STATED PROBLEM> The data below is to be returned in full and exactly.

LISTING>
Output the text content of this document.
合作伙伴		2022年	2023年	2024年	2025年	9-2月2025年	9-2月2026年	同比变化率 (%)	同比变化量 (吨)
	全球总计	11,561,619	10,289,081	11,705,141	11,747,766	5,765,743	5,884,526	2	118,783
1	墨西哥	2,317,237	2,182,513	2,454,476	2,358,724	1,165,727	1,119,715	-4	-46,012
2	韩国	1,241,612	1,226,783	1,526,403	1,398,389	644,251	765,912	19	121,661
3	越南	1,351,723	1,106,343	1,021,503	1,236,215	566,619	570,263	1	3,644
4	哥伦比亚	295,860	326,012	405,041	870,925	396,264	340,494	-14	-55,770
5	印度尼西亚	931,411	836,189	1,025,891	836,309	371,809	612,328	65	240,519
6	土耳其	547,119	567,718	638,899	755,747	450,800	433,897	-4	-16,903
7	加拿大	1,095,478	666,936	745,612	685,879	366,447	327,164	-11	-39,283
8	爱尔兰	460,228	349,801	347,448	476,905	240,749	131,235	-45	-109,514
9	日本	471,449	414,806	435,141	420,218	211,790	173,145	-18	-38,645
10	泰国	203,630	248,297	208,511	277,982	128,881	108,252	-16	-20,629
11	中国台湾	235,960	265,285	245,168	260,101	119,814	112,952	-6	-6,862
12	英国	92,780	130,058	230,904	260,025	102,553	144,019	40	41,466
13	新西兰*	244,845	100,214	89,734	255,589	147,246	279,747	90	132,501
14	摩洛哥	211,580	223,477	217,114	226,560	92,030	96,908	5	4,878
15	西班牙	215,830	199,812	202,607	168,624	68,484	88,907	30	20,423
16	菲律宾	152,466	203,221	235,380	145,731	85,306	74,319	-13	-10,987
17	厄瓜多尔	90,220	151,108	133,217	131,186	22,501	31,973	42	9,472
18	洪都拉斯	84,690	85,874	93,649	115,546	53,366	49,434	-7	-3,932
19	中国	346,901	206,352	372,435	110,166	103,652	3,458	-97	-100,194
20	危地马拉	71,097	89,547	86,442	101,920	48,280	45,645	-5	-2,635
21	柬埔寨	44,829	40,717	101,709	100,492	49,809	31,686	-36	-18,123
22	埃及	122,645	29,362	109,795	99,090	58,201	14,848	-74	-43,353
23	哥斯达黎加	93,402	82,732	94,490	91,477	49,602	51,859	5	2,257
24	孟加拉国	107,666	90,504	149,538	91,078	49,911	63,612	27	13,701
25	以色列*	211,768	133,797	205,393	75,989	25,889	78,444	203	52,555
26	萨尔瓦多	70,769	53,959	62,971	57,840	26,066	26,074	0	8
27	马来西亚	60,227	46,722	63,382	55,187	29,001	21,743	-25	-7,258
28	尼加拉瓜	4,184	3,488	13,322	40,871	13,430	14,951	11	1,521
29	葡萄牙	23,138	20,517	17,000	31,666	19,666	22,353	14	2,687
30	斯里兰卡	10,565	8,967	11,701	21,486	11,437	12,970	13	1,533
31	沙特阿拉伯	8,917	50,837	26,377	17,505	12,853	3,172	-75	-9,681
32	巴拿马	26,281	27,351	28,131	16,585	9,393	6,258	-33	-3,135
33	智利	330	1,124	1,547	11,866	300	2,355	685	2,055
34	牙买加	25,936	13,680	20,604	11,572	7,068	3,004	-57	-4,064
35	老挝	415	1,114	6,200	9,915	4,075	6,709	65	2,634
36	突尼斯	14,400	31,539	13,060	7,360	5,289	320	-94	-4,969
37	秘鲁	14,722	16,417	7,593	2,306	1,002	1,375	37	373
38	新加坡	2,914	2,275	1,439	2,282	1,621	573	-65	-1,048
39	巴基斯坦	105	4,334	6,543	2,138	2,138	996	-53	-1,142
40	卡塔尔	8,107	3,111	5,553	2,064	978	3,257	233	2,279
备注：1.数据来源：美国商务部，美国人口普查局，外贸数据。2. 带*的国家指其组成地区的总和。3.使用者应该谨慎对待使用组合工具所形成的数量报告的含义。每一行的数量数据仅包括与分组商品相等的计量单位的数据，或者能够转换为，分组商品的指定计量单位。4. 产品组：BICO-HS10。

FINAL RESULT>
Output the text content of this document.
合作伙伴		2022年	2023年	2024年	2025年	9-2月2025年	9-2月2026年	同比变化率 (%)	同比变化量 (吨)
	全球总计	11,561,619	10,289,081	11,705,141	11,747,766	5,765,743	5,884,526	2	118,783
1	墨西哥	2,317,237	2,182,513	2,454,476	2,358,724	1,165,727	1,119,715	-4	-46,012
2	韩国	1,241,612	1,226,783	1,526,403	1,398,389	644,251	765,912	19	121,661
3	越南	1,351,723	1,106,343	1,021,503	1,236,215	566,619	570,263	1	3,644
4	哥伦比亚	295,860	326,012	405,041	870,925	396,264	340,494	-14	-55,770
5	印度尼西亚	931,411	836,189	1,025,891	836,309	371,809	612,328	65	240,519
6	土耳其	547,119	567,718	638,899	755,747	450,800	433,897	-4	-16,903
7	加拿大	1,095,478	666,936	745,612	685,879	366,447	327,164	-11	-39,283
8	爱尔兰	460,228	349,801	347,448	476,905	240,749	131,235	-45	-109,514
9	日本	471,449	414,806	435,141	420,218	211,790	173,145	-18	-38,645
10	泰国	203,630	248,297	208,511	277,982	128,881	108,252	-16	-20,629
11	中国台湾	235,960	265,285	245,168	260,101	119,814	112,952	-6	-6,862
12	英国	92,780	130,058	230,904	260,025	102,553	144,019	40	41,466
13	新西兰*	244,845	100,214	89,734	255,589	147,246	279,747	90	132,501
14	摩洛哥	211,580	223,477	217,114	226,560	92,030	96,908	5	4,878
15	西班牙	215,830	199,812	202,607	168,624	68,484	88,907	30	20,423
16	菲律宾	152,466	203,221	235,380	145,731	85,306	74,319	-13	-10,987
17	厄瓜多尔	90,220	151,108	133,217	131,186	22,501	31,973	42	9,472
18	洪都拉斯	84,690	85,874	93,649	115,546	53,366	49,434	-7	-3,932
19	中国	346,901	206,352	372,435	110,166	103,652	3,458	-97	-100,194
20	危地马拉	71,097	89,547	86,442	101,920	48,280	45,645	-5	-2,635
21	柬埔寨	44,829	40,717	101,709	100,492	49,809	31,686	-36	-18,123
22	埃及	122,645	29,362	109,795	99,090	58,201	14,848	-74	-43,353
23	哥斯达黎加	93,402	82,732	94,490	91,477	49,602	51,859	5	2,257
24	孟加拉国	107,666	90,504	149,538	91,078	49,911	63,612	27	13,701
25	以色列*	211,768	133,797	205,393	75,989	25,889	78,444	203	52,555
26	萨尔瓦多	70,769	53,959	62,971	57,840	26,066	26,074	0	8
27	马来西亚	60,227	46,722	63,382	55,187	29,001	21,743	-25	-7,258
28	尼加拉瓜	4,184	3,488	13,322	40,871	13,430	14,951	11	1,521
29	葡萄牙	23,138	20,517	17,000	31,666	19,666	22,353	14	2,687
30	斯里兰卡	10,565	8,967	11,701	21,486	11,437	12,970	13	1,533
31	沙特阿拉伯	8,917	50,837	26,377	17,505	12,853	3,172	-75	-9,681
32	巴拿马	26,281	27,351	28,131	16,585	9,393	6,258	-33	-3,135
33	智利	330	1,124	1,547	11,866	300	2,355	685	2,055
34	牙买加	25,936	13,680	20,604	11,572	7,068	3,004	-57	-4,064
35	老挝	415	1,114	6,200	9,915	4,075	6,709	65	2,634
36	突尼斯	14,400	31,539	13,060	7,360	5,289	320	-94	-4,969
37	秘鲁	14,722	16,417	7,593	2,306	1,002	1,375	37	373
38	新加坡	2,914	2,275	1,439	2,282	1,621	573	-65	-1,048
39	巴基斯坦	105	4,334	6,543	2,138	2,138	996	-53	-1,142
40	卡塔尔	8,107	3,111	5,553	2,064	978	3,257	233	2,279
备注：1.数据来源：美国商务部，美国人口普查局，外贸数据。2. 带*的国家指其组成地区的总和。3.使用者应该谨慎对待使用组合工具所形成的数量报告的含义。每一行的数量数据仅包括与分组商品相等的计量单位的数据，或者能够转换为，分组商品的指定计量单位。4. 产品组：BICO-HS10。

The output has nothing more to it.